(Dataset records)

+ + + + +

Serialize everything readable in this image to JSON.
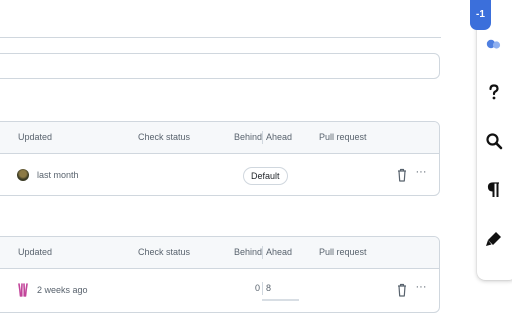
{
  "panel_1": {
    "headers": {
      "updated": "Updated",
      "check_status": "Check status",
      "behind": "Behind",
      "ahead": "Ahead",
      "pull_request": "Pull request"
    },
    "row": {
      "updated": "last month",
      "badge": "Default"
    }
  },
  "panel_2": {
    "headers": {
      "updated": "Updated",
      "check_status": "Check status",
      "behind": "Behind",
      "ahead": "Ahead",
      "pull_request": "Pull request"
    },
    "row": {
      "updated": "2 weeks ago",
      "behind": "0",
      "ahead": "8"
    }
  },
  "side_toolbar": {
    "badge": "-1",
    "icons": [
      "team-icon",
      "help-icon",
      "search-icon",
      "pilcrow-icon",
      "highlighter-icon"
    ]
  },
  "actions": {
    "more": "···"
  },
  "colors": {
    "accent": "#3b6fdb",
    "border": "#d0d7de",
    "header_bg": "#f6f8fa",
    "muted_text": "#59636e"
  }
}
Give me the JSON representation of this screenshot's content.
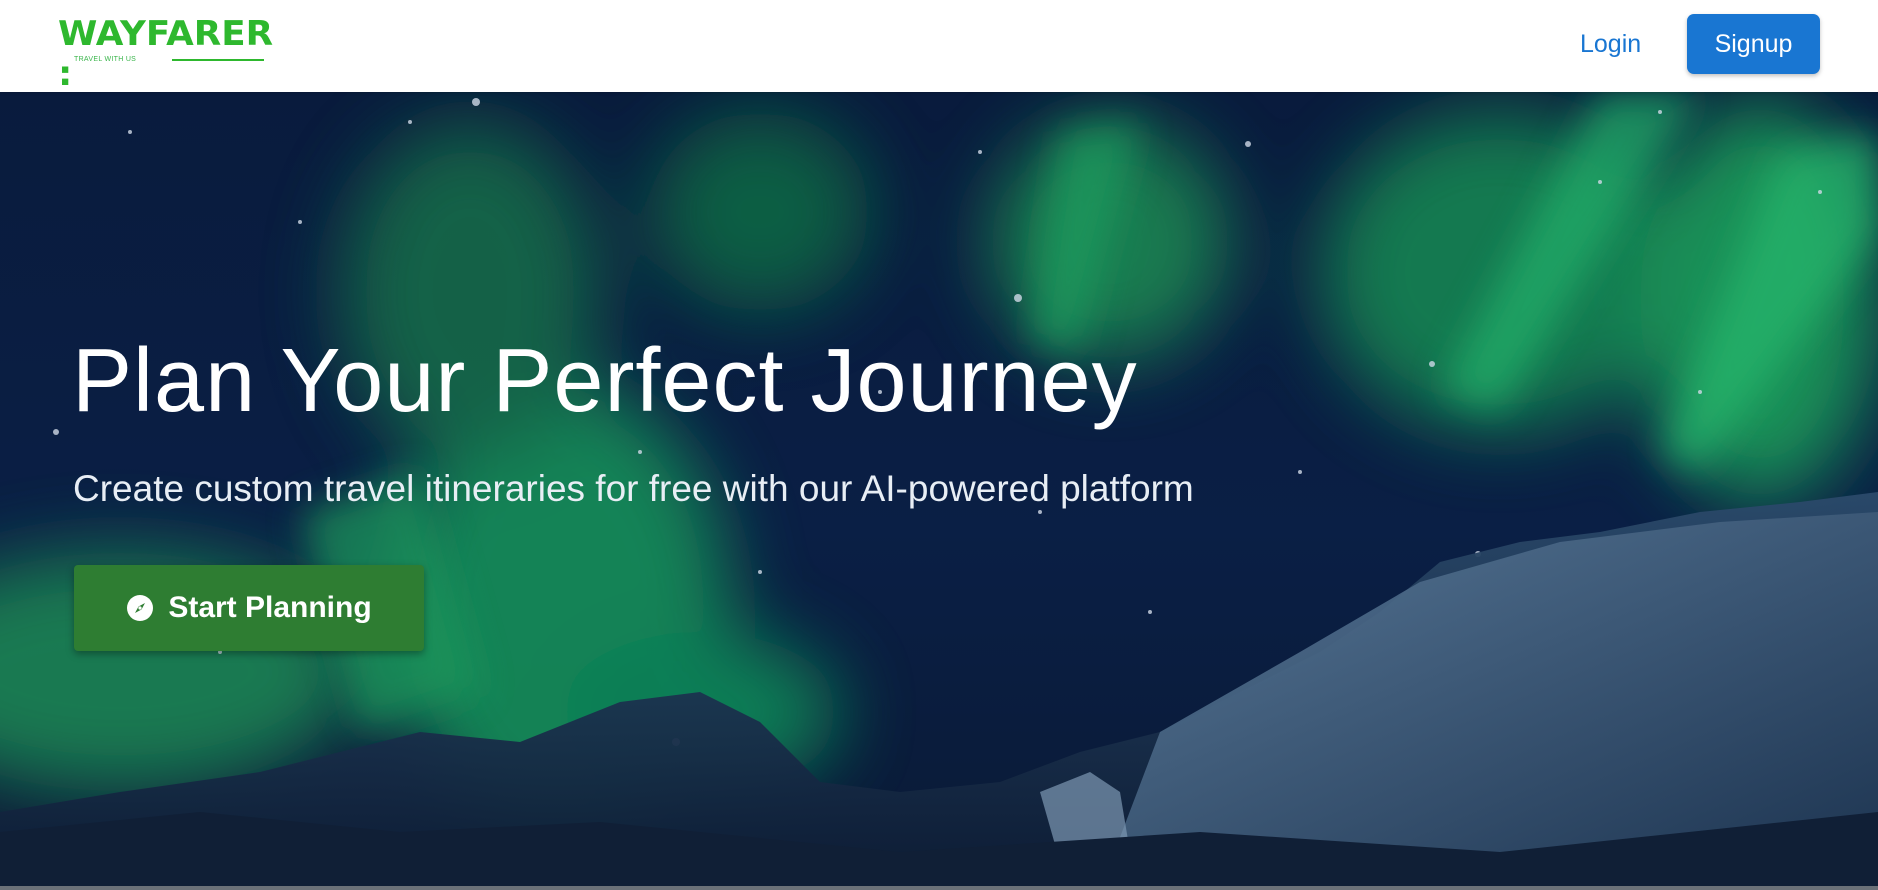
{
  "header": {
    "logo": {
      "wordmark": "WAYFARER :",
      "tagline": "TRAVEL WITH US"
    },
    "login_label": "Login",
    "signup_label": "Signup"
  },
  "hero": {
    "title": "Plan Your Perfect Journey",
    "subtitle": "Create custom travel itineraries for free with our AI-powered platform",
    "cta_label": "Start Planning",
    "cta_icon": "compass-icon",
    "background": "aurora-night-sky-mountains"
  },
  "colors": {
    "brand_green": "#2eb82e",
    "primary_blue": "#1976d2",
    "cta_green": "#2e7d32",
    "aurora_green": "#1fa35b",
    "sky_navy": "#0a1f45"
  }
}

+ + + + +

### Exercise details:
Exclude the images and reproduce the remaining data exactly.

### Full output:
Serialize everything readable in this image to JSON.
{
  "panel_1": {
    "headers": {
      "updated": "Updated",
      "check_status": "Check status",
      "behind": "Behind",
      "ahead": "Ahead",
      "pull_request": "Pull request"
    },
    "row": {
      "updated": "last month",
      "badge": "Default"
    }
  },
  "panel_2": {
    "headers": {
      "updated": "Updated",
      "check_status": "Check status",
      "behind": "Behind",
      "ahead": "Ahead",
      "pull_request": "Pull request"
    },
    "row": {
      "updated": "2 weeks ago",
      "behind": "0",
      "ahead": "8"
    }
  },
  "side_toolbar": {
    "badge": "-1",
    "icons": [
      "team-icon",
      "help-icon",
      "search-icon",
      "pilcrow-icon",
      "highlighter-icon"
    ]
  },
  "actions": {
    "more": "···"
  },
  "colors": {
    "accent": "#3b6fdb",
    "border": "#d0d7de",
    "header_bg": "#f6f8fa",
    "muted_text": "#59636e"
  }
}
Give me the JSON representation of this screenshot's content.
{
  "header": {
    "logo": {
      "wordmark": "WAYFARER :",
      "tagline": "TRAVEL WITH US"
    },
    "login_label": "Login",
    "signup_label": "Signup"
  },
  "hero": {
    "title": "Plan Your Perfect Journey",
    "subtitle": "Create custom travel itineraries for free with our AI-powered platform",
    "cta_label": "Start Planning",
    "cta_icon": "compass-icon",
    "background": "aurora-night-sky-mountains"
  },
  "colors": {
    "brand_green": "#2eb82e",
    "primary_blue": "#1976d2",
    "cta_green": "#2e7d32",
    "aurora_green": "#1fa35b",
    "sky_navy": "#0a1f45"
  }
}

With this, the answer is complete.